- Required work
Transcribe all of the records precisely as they are presented.
--- BEGIN Data shown ---
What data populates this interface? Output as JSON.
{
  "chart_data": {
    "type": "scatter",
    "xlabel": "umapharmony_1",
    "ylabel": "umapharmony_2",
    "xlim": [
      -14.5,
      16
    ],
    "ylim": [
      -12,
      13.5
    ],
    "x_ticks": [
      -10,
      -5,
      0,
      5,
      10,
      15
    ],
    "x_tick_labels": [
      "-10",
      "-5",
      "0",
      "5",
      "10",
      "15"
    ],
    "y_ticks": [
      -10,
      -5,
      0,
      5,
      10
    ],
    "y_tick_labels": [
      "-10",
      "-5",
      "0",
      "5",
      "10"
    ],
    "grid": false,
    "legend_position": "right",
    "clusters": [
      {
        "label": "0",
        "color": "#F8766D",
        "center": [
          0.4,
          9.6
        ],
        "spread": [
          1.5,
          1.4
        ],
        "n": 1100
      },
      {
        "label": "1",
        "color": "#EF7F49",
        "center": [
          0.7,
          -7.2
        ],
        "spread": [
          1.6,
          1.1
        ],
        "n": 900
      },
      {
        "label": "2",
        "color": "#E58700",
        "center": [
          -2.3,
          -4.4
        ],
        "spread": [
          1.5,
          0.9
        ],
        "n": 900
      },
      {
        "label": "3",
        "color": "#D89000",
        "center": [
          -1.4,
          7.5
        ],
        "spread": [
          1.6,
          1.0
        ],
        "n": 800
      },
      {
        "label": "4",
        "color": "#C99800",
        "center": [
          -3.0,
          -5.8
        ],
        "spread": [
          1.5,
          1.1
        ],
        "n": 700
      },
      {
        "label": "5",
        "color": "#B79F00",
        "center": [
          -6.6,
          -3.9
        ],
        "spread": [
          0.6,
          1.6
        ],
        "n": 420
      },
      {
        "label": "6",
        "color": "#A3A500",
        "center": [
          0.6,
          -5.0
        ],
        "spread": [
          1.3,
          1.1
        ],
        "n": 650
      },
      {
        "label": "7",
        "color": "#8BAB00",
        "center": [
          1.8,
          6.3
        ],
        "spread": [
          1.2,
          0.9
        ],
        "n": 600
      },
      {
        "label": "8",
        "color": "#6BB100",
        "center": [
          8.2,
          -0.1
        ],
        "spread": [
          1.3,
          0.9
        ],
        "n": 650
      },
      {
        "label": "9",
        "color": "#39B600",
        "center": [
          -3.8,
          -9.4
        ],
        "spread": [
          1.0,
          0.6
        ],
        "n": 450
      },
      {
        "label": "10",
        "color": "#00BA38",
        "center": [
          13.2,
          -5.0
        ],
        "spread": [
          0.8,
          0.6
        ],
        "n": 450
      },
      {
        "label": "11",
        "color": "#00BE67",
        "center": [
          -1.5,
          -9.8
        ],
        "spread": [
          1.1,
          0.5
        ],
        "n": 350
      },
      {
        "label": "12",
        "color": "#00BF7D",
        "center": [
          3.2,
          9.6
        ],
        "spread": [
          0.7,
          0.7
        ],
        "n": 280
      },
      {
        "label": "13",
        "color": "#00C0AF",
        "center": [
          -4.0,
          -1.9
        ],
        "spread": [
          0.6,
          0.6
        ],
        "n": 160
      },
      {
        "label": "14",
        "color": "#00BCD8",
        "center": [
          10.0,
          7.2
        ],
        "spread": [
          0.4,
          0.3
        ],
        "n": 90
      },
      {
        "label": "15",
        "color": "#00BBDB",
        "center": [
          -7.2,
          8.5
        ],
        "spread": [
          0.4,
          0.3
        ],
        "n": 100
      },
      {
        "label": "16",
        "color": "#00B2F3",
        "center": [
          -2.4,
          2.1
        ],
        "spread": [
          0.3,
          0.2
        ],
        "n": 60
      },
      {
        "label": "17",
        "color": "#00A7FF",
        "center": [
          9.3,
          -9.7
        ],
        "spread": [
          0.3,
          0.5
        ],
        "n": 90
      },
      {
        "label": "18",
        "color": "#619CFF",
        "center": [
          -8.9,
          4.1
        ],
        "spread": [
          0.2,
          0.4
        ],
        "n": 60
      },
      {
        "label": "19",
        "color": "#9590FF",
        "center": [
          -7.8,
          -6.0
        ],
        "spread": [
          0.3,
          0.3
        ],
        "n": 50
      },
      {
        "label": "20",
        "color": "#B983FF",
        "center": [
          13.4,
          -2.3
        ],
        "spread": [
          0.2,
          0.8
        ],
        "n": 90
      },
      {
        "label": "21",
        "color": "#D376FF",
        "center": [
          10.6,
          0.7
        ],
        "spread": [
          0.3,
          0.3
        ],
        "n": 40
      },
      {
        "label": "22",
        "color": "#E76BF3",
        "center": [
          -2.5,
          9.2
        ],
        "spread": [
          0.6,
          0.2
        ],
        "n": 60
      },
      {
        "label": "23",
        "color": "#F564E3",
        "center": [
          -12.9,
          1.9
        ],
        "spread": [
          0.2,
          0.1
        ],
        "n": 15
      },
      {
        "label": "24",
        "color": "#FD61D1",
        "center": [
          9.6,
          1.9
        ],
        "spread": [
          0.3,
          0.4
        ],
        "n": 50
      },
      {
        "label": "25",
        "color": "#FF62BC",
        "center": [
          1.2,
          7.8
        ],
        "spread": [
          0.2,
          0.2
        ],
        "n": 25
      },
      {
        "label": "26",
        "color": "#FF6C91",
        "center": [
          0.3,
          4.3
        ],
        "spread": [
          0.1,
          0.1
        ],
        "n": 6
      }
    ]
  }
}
--- END Data shown ---
- Answer to this task
What data populates this interface? Output as JSON.
{
  "chart_data": {
    "type": "scatter",
    "xlabel": "umapharmony_1",
    "ylabel": "umapharmony_2",
    "xlim": [
      -14.5,
      16
    ],
    "ylim": [
      -12,
      13.5
    ],
    "x_ticks": [
      -10,
      -5,
      0,
      5,
      10,
      15
    ],
    "x_tick_labels": [
      "-10",
      "-5",
      "0",
      "5",
      "10",
      "15"
    ],
    "y_ticks": [
      -10,
      -5,
      0,
      5,
      10
    ],
    "y_tick_labels": [
      "-10",
      "-5",
      "0",
      "5",
      "10"
    ],
    "grid": false,
    "legend_position": "right",
    "clusters": [
      {
        "label": "0",
        "color": "#F8766D",
        "center": [
          0.4,
          9.6
        ],
        "spread": [
          1.5,
          1.4
        ],
        "n": 1100
      },
      {
        "label": "1",
        "color": "#EF7F49",
        "center": [
          0.7,
          -7.2
        ],
        "spread": [
          1.6,
          1.1
        ],
        "n": 900
      },
      {
        "label": "2",
        "color": "#E58700",
        "center": [
          -2.3,
          -4.4
        ],
        "spread": [
          1.5,
          0.9
        ],
        "n": 900
      },
      {
        "label": "3",
        "color": "#D89000",
        "center": [
          -1.4,
          7.5
        ],
        "spread": [
          1.6,
          1.0
        ],
        "n": 800
      },
      {
        "label": "4",
        "color": "#C99800",
        "center": [
          -3.0,
          -5.8
        ],
        "spread": [
          1.5,
          1.1
        ],
        "n": 700
      },
      {
        "label": "5",
        "color": "#B79F00",
        "center": [
          -6.6,
          -3.9
        ],
        "spread": [
          0.6,
          1.6
        ],
        "n": 420
      },
      {
        "label": "6",
        "color": "#A3A500",
        "center": [
          0.6,
          -5.0
        ],
        "spread": [
          1.3,
          1.1
        ],
        "n": 650
      },
      {
        "label": "7",
        "color": "#8BAB00",
        "center": [
          1.8,
          6.3
        ],
        "spread": [
          1.2,
          0.9
        ],
        "n": 600
      },
      {
        "label": "8",
        "color": "#6BB100",
        "center": [
          8.2,
          -0.1
        ],
        "spread": [
          1.3,
          0.9
        ],
        "n": 650
      },
      {
        "label": "9",
        "color": "#39B600",
        "center": [
          -3.8,
          -9.4
        ],
        "spread": [
          1.0,
          0.6
        ],
        "n": 450
      },
      {
        "label": "10",
        "color": "#00BA38",
        "center": [
          13.2,
          -5.0
        ],
        "spread": [
          0.8,
          0.6
        ],
        "n": 450
      },
      {
        "label": "11",
        "color": "#00BE67",
        "center": [
          -1.5,
          -9.8
        ],
        "spread": [
          1.1,
          0.5
        ],
        "n": 350
      },
      {
        "label": "12",
        "color": "#00BF7D",
        "center": [
          3.2,
          9.6
        ],
        "spread": [
          0.7,
          0.7
        ],
        "n": 280
      },
      {
        "label": "13",
        "color": "#00C0AF",
        "center": [
          -4.0,
          -1.9
        ],
        "spread": [
          0.6,
          0.6
        ],
        "n": 160
      },
      {
        "label": "14",
        "color": "#00BCD8",
        "center": [
          10.0,
          7.2
        ],
        "spread": [
          0.4,
          0.3
        ],
        "n": 90
      },
      {
        "label": "15",
        "color": "#00BBDB",
        "center": [
          -7.2,
          8.5
        ],
        "spread": [
          0.4,
          0.3
        ],
        "n": 100
      },
      {
        "label": "16",
        "color": "#00B2F3",
        "center": [
          -2.4,
          2.1
        ],
        "spread": [
          0.3,
          0.2
        ],
        "n": 60
      },
      {
        "label": "17",
        "color": "#00A7FF",
        "center": [
          9.3,
          -9.7
        ],
        "spread": [
          0.3,
          0.5
        ],
        "n": 90
      },
      {
        "label": "18",
        "color": "#619CFF",
        "center": [
          -8.9,
          4.1
        ],
        "spread": [
          0.2,
          0.4
        ],
        "n": 60
      },
      {
        "label": "19",
        "color": "#9590FF",
        "center": [
          -7.8,
          -6.0
        ],
        "spread": [
          0.3,
          0.3
        ],
        "n": 50
      },
      {
        "label": "20",
        "color": "#B983FF",
        "center": [
          13.4,
          -2.3
        ],
        "spread": [
          0.2,
          0.8
        ],
        "n": 90
      },
      {
        "label": "21",
        "color": "#D376FF",
        "center": [
          10.6,
          0.7
        ],
        "spread": [
          0.3,
          0.3
        ],
        "n": 40
      },
      {
        "label": "22",
        "color": "#E76BF3",
        "center": [
          -2.5,
          9.2
        ],
        "spread": [
          0.6,
          0.2
        ],
        "n": 60
      },
      {
        "label": "23",
        "color": "#F564E3",
        "center": [
          -12.9,
          1.9
        ],
        "spread": [
          0.2,
          0.1
        ],
        "n": 15
      },
      {
        "label": "24",
        "color": "#FD61D1",
        "center": [
          9.6,
          1.9
        ],
        "spread": [
          0.3,
          0.4
        ],
        "n": 50
      },
      {
        "label": "25",
        "color": "#FF62BC",
        "center": [
          1.2,
          7.8
        ],
        "spread": [
          0.2,
          0.2
        ],
        "n": 25
      },
      {
        "label": "26",
        "color": "#FF6C91",
        "center": [
          0.3,
          4.3
        ],
        "spread": [
          0.1,
          0.1
        ],
        "n": 6
      }
    ]
  }
}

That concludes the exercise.